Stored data
— BEGIN —

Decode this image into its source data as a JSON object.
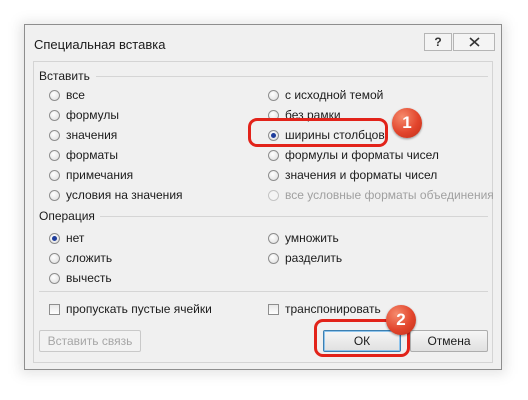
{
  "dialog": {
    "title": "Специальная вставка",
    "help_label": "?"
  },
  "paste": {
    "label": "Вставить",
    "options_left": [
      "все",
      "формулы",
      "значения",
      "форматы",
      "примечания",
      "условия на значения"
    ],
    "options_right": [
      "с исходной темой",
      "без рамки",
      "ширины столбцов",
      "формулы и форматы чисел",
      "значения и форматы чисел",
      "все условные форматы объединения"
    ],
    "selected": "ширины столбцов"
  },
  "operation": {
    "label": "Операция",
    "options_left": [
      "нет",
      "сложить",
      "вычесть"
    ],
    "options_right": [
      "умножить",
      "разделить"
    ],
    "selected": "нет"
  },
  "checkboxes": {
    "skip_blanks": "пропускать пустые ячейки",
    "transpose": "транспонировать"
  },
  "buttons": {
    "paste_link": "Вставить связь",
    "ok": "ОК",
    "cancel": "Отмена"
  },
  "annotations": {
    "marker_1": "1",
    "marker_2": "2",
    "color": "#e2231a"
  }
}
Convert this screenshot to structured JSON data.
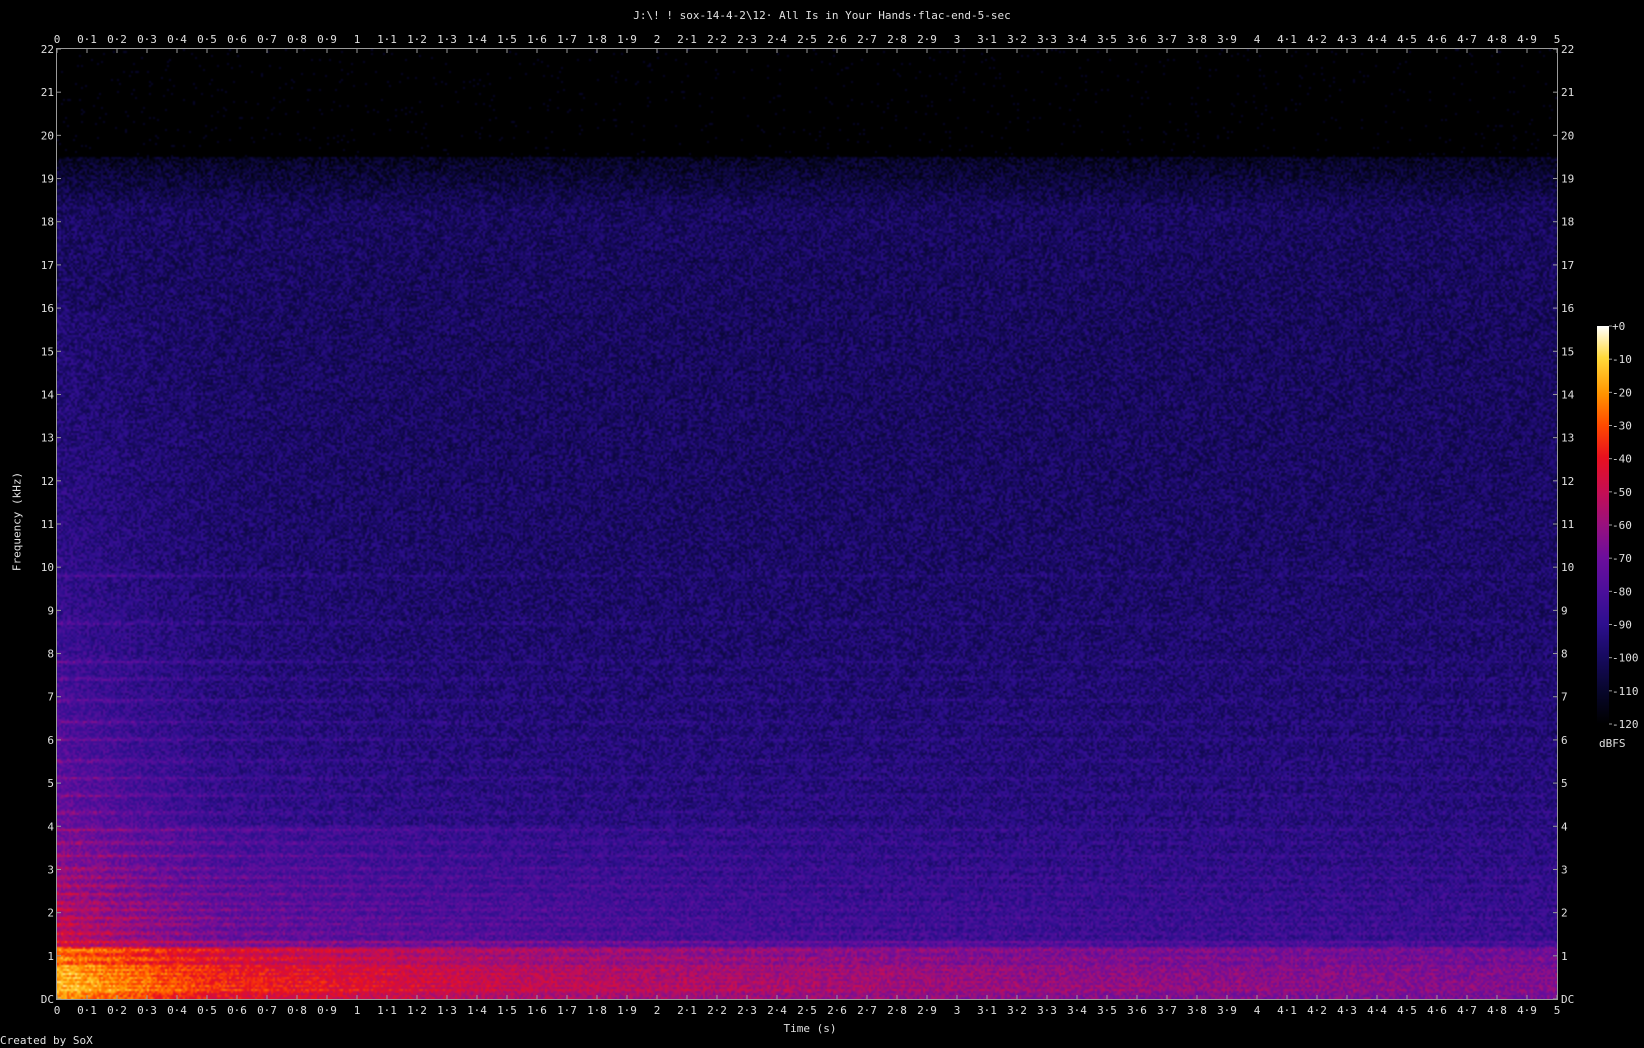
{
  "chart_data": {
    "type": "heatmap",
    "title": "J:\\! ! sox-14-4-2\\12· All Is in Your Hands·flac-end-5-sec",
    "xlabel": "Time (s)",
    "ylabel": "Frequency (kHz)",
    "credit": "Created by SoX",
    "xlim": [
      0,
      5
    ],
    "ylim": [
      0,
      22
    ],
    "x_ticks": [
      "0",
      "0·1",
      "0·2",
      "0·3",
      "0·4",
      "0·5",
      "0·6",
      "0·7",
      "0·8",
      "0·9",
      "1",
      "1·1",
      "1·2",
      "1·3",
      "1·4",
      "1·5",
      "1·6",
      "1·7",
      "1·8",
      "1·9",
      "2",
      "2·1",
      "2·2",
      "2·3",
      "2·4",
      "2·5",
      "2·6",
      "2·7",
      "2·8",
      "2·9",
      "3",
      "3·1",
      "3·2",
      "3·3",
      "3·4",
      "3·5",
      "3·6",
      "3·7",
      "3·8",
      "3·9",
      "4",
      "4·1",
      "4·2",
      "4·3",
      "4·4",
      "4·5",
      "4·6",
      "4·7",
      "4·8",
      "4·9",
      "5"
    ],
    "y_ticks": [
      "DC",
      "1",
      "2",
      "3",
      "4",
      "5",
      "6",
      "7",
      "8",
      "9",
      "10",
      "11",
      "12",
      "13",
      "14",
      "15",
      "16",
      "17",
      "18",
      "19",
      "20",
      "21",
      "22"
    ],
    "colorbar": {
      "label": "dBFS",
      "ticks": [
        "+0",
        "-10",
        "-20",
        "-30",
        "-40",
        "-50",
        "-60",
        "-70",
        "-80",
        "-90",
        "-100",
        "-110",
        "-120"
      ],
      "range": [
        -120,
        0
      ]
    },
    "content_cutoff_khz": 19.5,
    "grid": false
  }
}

— END —

• Stated problem
Pictures don't belong in the copy. Restate all the entries exactly.

• Full solution
Decode this image into its source data as a JSON object.
{
  "dialog": {
    "title": "Специальная вставка",
    "help_label": "?"
  },
  "paste": {
    "label": "Вставить",
    "options_left": [
      "все",
      "формулы",
      "значения",
      "форматы",
      "примечания",
      "условия на значения"
    ],
    "options_right": [
      "с исходной темой",
      "без рамки",
      "ширины столбцов",
      "формулы и форматы чисел",
      "значения и форматы чисел",
      "все условные форматы объединения"
    ],
    "selected": "ширины столбцов"
  },
  "operation": {
    "label": "Операция",
    "options_left": [
      "нет",
      "сложить",
      "вычесть"
    ],
    "options_right": [
      "умножить",
      "разделить"
    ],
    "selected": "нет"
  },
  "checkboxes": {
    "skip_blanks": "пропускать пустые ячейки",
    "transpose": "транспонировать"
  },
  "buttons": {
    "paste_link": "Вставить связь",
    "ok": "ОК",
    "cancel": "Отмена"
  },
  "annotations": {
    "marker_1": "1",
    "marker_2": "2",
    "color": "#e2231a"
  }
}
Convert this screenshot to structured JSON data.
{
  "chart_data": {
    "type": "heatmap",
    "title": "J:\\! ! sox-14-4-2\\12· All Is in Your Hands·flac-end-5-sec",
    "xlabel": "Time (s)",
    "ylabel": "Frequency (kHz)",
    "credit": "Created by SoX",
    "xlim": [
      0,
      5
    ],
    "ylim": [
      0,
      22
    ],
    "x_ticks": [
      "0",
      "0·1",
      "0·2",
      "0·3",
      "0·4",
      "0·5",
      "0·6",
      "0·7",
      "0·8",
      "0·9",
      "1",
      "1·1",
      "1·2",
      "1·3",
      "1·4",
      "1·5",
      "1·6",
      "1·7",
      "1·8",
      "1·9",
      "2",
      "2·1",
      "2·2",
      "2·3",
      "2·4",
      "2·5",
      "2·6",
      "2·7",
      "2·8",
      "2·9",
      "3",
      "3·1",
      "3·2",
      "3·3",
      "3·4",
      "3·5",
      "3·6",
      "3·7",
      "3·8",
      "3·9",
      "4",
      "4·1",
      "4·2",
      "4·3",
      "4·4",
      "4·5",
      "4·6",
      "4·7",
      "4·8",
      "4·9",
      "5"
    ],
    "y_ticks": [
      "DC",
      "1",
      "2",
      "3",
      "4",
      "5",
      "6",
      "7",
      "8",
      "9",
      "10",
      "11",
      "12",
      "13",
      "14",
      "15",
      "16",
      "17",
      "18",
      "19",
      "20",
      "21",
      "22"
    ],
    "colorbar": {
      "label": "dBFS",
      "ticks": [
        "+0",
        "-10",
        "-20",
        "-30",
        "-40",
        "-50",
        "-60",
        "-70",
        "-80",
        "-90",
        "-100",
        "-110",
        "-120"
      ],
      "range": [
        -120,
        0
      ]
    },
    "content_cutoff_khz": 19.5,
    "grid": false
  }
}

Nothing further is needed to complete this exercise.